#### Objetivo da tarefa:
Na entrevista com Lindberg Farias, qual entidade ele presidia em 1992?

Título: Precisamos cuidar da democracia
Autor: Anderson, Carter; Bruno, Cassio
Fonte: O Globo, 23/09/2010, O País, p. 18

Candidato do PT ao Senado diz estar disposto a brigar no seu partido contra proposta de controle social da mídia

LINDBERG: ¿Vamos ter enorme desafio: Copa de 2014 e Olimpíadas de 2016. O Rio vive uma chance única. Quero UPPs para todo o estado¿

O ex-prefeito de Nova Iguaçu Lindberg Farias, de 40 anos, tornou-se nacionalmente conhecido em 1992, quando, na presidência da União Nacional dos Estudantes (UNE), liderou os caras-pintadas que pediam o impeachment do presidente Fernando Collor. Após passagens por PCdoB e PSTU, filiou-se ao PT há nove anos. Foi deputado federal, prefeito e tenta voltar ao Congresso como senador, com o apoio declarado do presidente Lula.

Lindberg se diz disposto a brigar dentro PT para construir um diálogo com a oposição, após as eleições, em especial com o PSDB, e para evitar medidas que ameacem a liberdade de imprensa. Entre suas propostas, está a de uma reforma da saúde pública. Diz que o sistema de financiamento do SUS é uma farsa. Pretende lutar por verbas para que as UPPs alcancem todo o Estado do Rio. E defende ações integradas de infraestrutura para a Região Metropolitana do Rio. É o quinto candidato ao Senado entrevistado nesta série.

O GLOBO: Em setembro de 2009, o senhor disse que Sérgio Cabral fazia um governo elitista. E hoje o apoia. O que mudou?

LINDBERG FARIAS: Em dezembro, numa conversa com o presidente Lula, ele me falou: ¿Lindberg, não temos condições de ter uma candidatura (do PT ao governo) no Rio. Disse que havia um trabalho em parceria sendo feito e fez um apelo para eu disputar o Senado. Hoje, agradeço muito ao Lula por ter feito esse pedido. Você vê o Gabeira, uma excelente pessoa, mas que está com uma candidatura muito difícil.

#### Seção de dados:
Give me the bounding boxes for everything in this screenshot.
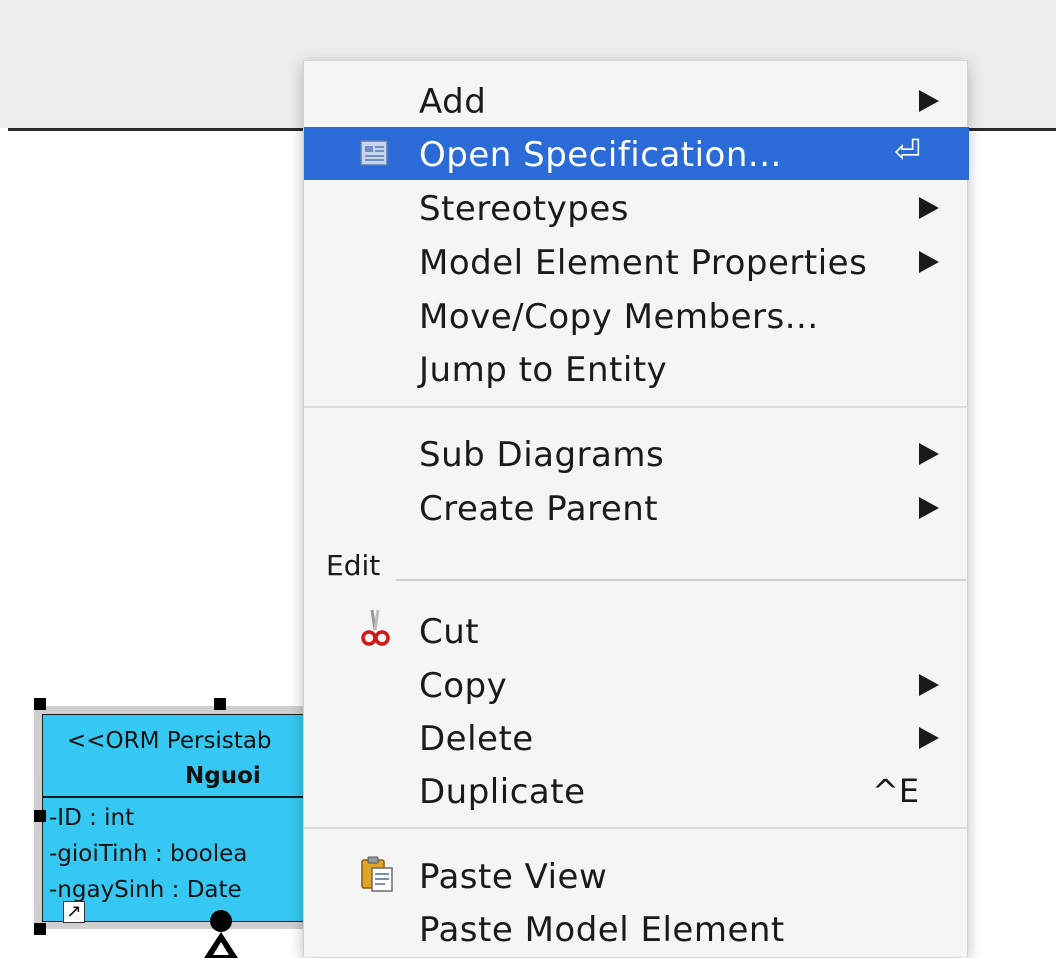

#### Resposta do exercício:
A União Nacional dos Estudantes (UNE).